== APPLY WHAT YOU READ ==
a) According to the article on the Klamath Basin duck die-off, how many dead birds have volunteers picked up so far?
b) Reproduce the part of the Klamath Basin duck article starting with "The refuges are" and going on through "for cattle pasture.".

== EXERCISE PASSAGE ==
:::

Drought causes duck die-off at Klamath Basin refuges
Drought causes duck die-off at Klamath Basin refuges
Jeff Barnard / The Associated Press
GRANTS PASS — The drought that has forced irrigation shutoffs at cattle ranches in the upper Klamath Basin is also causing hardship for waterfowl on national wildlife refuges in the region.
Thousands of ducks are dying from a disease called avian botulism on the Tule Lake National Wildlife Refuge near Tule Lake, Calif., because of overcrowded marshes.
While the Tule Lake refuge gets water running off a federal irrigation project that’s getting water, current management plans allow none this summer for the Lower Klamath National Wildlife Refuge, which is practically dry.
That leads to overcrowding on the marshes at Tule Lake, which promotes the spread of the disease, said refuges biologist Dave Mauser. The 13,000 acres of marsh is supporting some 150,000 birds. So far, volunteers have picked up 4,500 dead birds, most of them mallards and other kinds of ducks, in an effort to stop the spread of the disease. Mauser estimates the disease has killed about 9,000, putting this year on track to be one of the worst this decade.
The ducks can’t fly somewhere else, because they are molting and have lost their flight feathers, leaving them stranded for a month, he added.
The refuges are a key stop on the Pacific Flyway, and the outlook for this fall is not good, Mauser said. Normally, Lower Klamath would have 20,000 acres flooded now, with water to flood several thousand acres more this fall, after irrigation season is done. But, overall, the marsh will be about half of normal, and drought is drying up marshes up and down the West Coast, Mauser said. Birds that survive the outbreak may well spread it to other marshes once they embark on their fall migration.
“It’s frustrating,” Mauser said. “The way water policies are, we’re last in line for water.”
Drought this year has reverberated through the basin.
The Klamath Tribes are exercising newly recognized senior water rights to protect fish on rivers on former reservation lands in the upper basin. That has forced irrigation shutoffs to ranches drawing water for cattle pasture.
Meanwhile, a federal irrigation project is getting most of the water it needs for farms. But that has left none for Lower Klamath refuge, which is at the end of the line.
Meanwhile, water that would normally go to farms in central California is being released to keep Klamath River salmon from dying.
Botulism is a toxic bacterium that grows in low oxygen conditions on protein, such as dead fish or birds. Maggots feeding on the rotting flesh take in the toxin, and ducks eating the maggots get sick and die. This strain of botulism does not affect humans, Mauser said.
The botulism outbreak comes on the heels of an avian cholera outbreak in spring 2012 that killed thousands of birds on the Lower Klamath refuge. The severity of that outbreak was also blamed on the lack of water for marshes.
U.S. Fish and Wildlife spokesman Matt Baun said there would be water for Lower Klamath refuge this summer if the Klamath Basin Restoration Agreement were in force. The negotiated water-sharing agreement provides 51,000 acre feet of water for the refuges in times of drought.
The agreement is part of a deal to remove four dams on the Klamath River to improve passage for struggling salmon runs, but has run into a roadblock in the Republican-dominated U.S. House of Representatives, where the idea of dam removal is not popular. The newly elected Klamath County Board of Commissioners also opposes it.

:::

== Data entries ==
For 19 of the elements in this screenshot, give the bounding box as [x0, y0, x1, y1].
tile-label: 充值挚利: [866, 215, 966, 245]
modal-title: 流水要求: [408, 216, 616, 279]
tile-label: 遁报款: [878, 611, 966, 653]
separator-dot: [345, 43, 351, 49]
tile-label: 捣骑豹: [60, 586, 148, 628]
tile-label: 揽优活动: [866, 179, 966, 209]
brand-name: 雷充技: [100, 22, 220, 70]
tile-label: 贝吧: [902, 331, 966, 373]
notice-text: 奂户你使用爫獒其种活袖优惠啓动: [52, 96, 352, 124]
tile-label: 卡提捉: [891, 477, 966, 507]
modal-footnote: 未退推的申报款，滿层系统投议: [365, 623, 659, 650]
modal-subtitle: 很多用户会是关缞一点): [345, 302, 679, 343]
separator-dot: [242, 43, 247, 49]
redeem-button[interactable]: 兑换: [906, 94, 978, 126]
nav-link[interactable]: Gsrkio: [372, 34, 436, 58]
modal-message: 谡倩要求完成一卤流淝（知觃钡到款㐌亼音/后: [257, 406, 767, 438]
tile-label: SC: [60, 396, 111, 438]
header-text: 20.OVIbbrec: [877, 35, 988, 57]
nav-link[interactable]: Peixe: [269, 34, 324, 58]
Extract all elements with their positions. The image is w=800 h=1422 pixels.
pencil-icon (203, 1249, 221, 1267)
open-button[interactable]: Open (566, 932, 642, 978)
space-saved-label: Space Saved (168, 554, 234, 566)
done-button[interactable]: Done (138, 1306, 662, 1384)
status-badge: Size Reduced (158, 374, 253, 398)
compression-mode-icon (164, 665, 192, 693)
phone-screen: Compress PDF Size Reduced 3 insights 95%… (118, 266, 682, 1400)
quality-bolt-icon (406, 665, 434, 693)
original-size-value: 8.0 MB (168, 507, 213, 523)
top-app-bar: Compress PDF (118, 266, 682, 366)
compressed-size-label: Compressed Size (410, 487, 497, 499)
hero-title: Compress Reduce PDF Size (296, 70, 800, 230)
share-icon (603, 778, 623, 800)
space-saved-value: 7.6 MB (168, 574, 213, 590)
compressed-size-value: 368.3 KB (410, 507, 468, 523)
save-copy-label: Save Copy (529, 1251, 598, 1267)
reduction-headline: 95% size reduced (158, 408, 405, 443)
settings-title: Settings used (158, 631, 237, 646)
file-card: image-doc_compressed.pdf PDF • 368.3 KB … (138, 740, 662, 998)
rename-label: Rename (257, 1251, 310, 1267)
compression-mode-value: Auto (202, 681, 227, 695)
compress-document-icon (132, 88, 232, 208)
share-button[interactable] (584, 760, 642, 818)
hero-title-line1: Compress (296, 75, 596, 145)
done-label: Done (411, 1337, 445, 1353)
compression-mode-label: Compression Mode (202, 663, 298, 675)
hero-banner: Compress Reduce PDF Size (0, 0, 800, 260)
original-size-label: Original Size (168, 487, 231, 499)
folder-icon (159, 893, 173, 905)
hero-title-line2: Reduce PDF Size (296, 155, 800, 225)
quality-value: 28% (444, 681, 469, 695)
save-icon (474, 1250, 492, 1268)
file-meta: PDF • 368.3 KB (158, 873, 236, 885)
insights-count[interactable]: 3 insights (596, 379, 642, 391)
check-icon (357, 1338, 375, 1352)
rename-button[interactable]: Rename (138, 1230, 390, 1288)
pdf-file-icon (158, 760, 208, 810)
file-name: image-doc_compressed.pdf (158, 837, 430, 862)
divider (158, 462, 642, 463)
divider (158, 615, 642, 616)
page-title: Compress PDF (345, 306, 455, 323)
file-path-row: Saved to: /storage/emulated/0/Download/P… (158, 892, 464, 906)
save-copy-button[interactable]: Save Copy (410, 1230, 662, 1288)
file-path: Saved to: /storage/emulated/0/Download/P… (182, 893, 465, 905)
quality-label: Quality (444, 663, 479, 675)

:::

== RESPONSES IN ORDER ==
a) 4,500

b)
The refuges are a key stop on the Pacific Flyway, and the outlook for this fall is not good, Mauser said. Normally, Lower Klamath would have 20,000 acres flooded now, with water to flood several thousand acres more this fall, after irrigation season is done. But, overall, the marsh will be about half of normal, and drought is drying up marshes up and down the West Coast, Mauser said. Birds that survive the outbreak may well spread it to other marshes once they embark on their fall migration.
“It’s frustrating,” Mauser said. “The way water policies are, we’re last in line for water.”
Drought this year has reverberated through the basin.
The Klamath Tribes are exercising newly recognized senior water rights to protect fish on rivers on former reservation lands in the upper basin. That has forced irrigation shutoffs to ranches drawing water for cattle pasture.